> _PROMPT_
Each line below either holds the string "this" or doesn't. Count those that do and give only the number.

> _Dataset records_
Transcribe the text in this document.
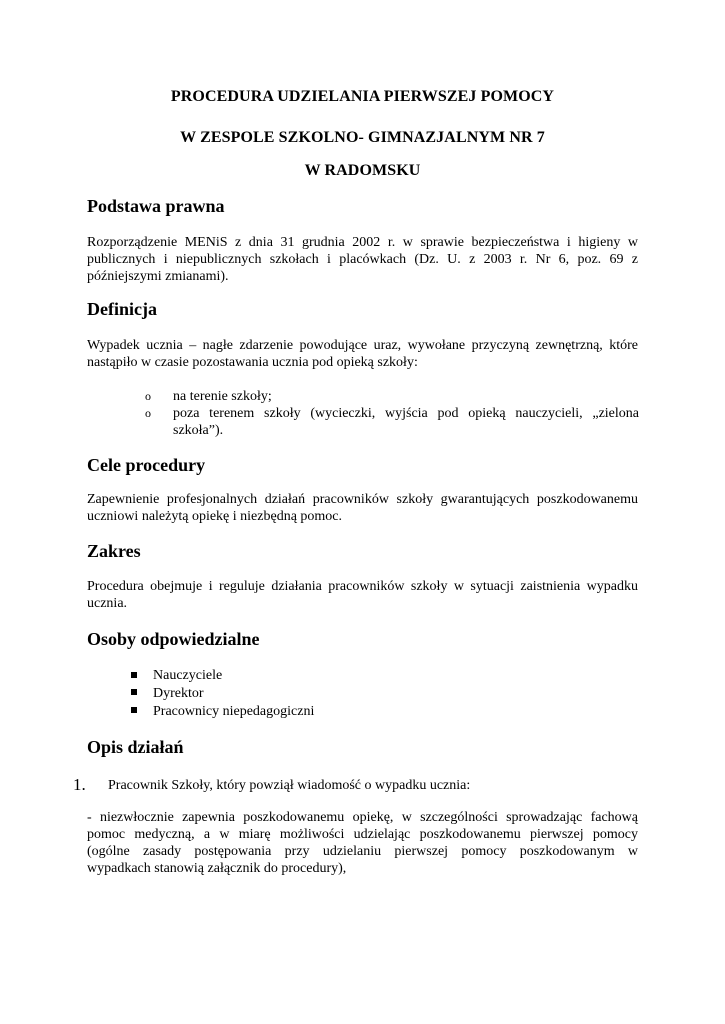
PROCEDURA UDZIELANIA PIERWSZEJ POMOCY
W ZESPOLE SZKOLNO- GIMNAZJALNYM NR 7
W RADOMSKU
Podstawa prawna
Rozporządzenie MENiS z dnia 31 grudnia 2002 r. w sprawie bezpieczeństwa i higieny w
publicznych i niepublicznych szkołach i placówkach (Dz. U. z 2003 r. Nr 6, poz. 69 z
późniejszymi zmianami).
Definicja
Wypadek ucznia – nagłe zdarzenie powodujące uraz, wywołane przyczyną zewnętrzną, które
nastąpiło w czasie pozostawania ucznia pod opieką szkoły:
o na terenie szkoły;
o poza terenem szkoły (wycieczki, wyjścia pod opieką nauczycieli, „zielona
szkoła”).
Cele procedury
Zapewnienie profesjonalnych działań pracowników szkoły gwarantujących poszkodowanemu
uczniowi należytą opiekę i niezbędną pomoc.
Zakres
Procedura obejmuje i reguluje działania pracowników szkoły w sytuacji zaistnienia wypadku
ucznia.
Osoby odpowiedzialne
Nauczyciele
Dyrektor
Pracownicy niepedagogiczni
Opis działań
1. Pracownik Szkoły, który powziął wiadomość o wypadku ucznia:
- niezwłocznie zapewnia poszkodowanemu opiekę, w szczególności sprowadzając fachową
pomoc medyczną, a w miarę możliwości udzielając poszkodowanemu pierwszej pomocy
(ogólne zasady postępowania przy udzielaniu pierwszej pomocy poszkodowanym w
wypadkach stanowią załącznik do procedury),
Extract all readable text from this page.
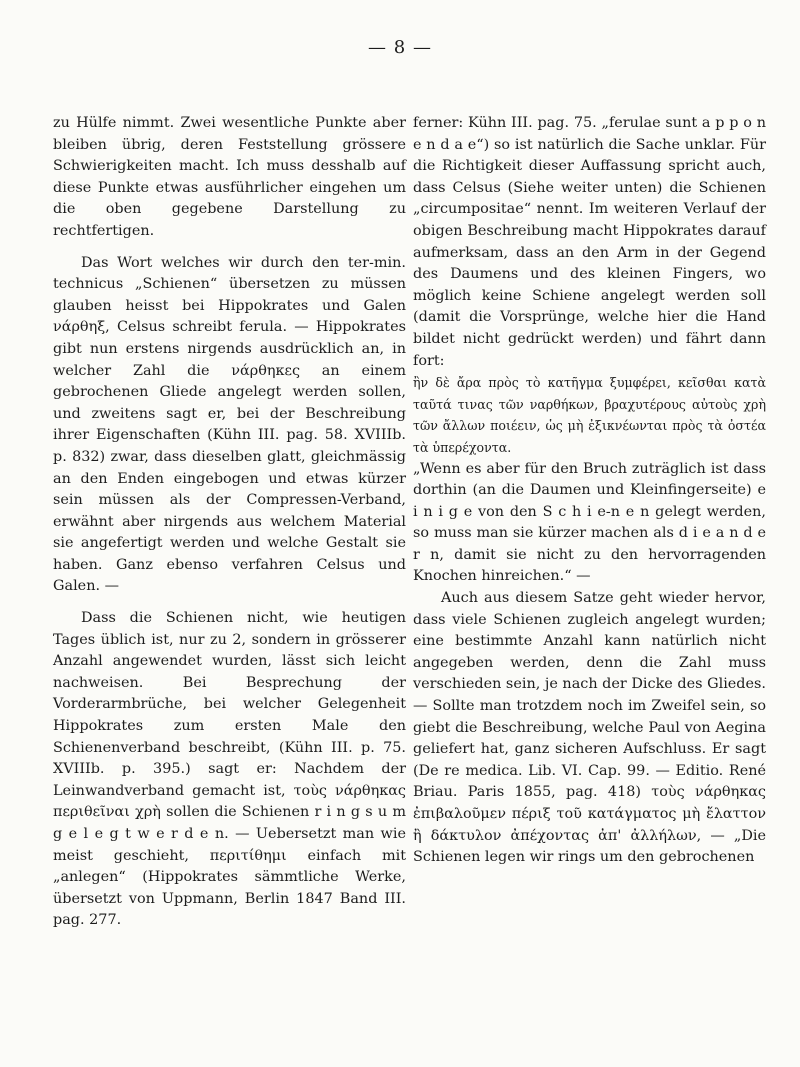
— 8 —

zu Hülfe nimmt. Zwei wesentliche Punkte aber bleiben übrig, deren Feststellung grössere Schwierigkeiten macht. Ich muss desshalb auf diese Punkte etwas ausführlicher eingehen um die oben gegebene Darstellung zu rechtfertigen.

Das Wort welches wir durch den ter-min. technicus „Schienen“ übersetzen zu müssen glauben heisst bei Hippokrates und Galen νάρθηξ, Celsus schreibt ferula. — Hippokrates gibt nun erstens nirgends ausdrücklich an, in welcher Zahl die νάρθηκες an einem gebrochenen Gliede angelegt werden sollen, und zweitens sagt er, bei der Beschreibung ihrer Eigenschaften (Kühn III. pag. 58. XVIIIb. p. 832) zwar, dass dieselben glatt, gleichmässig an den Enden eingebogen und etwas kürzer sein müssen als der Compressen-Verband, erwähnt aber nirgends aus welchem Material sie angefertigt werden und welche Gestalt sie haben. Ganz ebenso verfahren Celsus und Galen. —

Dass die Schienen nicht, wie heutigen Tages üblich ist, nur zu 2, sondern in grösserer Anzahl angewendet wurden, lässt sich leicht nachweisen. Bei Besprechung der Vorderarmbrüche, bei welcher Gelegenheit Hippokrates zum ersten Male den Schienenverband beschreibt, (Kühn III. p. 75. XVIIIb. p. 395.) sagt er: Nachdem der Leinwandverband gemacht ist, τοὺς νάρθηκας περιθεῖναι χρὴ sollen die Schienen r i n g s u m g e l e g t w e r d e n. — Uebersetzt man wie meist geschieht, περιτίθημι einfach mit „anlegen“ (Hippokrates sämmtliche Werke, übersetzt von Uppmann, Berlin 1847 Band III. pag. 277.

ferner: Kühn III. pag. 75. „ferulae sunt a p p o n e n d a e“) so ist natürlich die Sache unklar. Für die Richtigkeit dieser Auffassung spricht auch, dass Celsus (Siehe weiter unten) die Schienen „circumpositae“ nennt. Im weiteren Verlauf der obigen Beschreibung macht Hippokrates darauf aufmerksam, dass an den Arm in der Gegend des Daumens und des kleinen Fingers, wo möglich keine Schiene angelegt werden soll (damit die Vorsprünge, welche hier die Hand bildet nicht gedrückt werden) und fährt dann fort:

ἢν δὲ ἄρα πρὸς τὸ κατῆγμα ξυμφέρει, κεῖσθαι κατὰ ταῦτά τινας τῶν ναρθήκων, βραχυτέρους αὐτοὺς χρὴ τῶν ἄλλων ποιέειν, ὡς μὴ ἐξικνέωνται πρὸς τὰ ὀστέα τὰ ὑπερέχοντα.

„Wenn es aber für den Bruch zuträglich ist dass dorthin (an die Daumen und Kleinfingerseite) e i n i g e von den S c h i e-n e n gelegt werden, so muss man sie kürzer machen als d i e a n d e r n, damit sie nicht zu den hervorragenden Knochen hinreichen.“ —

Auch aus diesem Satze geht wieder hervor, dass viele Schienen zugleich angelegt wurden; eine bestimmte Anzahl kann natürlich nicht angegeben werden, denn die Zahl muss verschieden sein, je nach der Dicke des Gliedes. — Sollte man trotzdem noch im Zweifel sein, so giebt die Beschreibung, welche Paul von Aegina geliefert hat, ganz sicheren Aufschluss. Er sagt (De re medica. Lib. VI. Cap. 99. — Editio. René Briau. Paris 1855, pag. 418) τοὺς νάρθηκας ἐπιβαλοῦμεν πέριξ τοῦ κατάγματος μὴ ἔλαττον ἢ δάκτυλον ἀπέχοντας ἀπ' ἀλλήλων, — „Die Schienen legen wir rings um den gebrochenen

> _RESULT OF THE EXERCISE_
2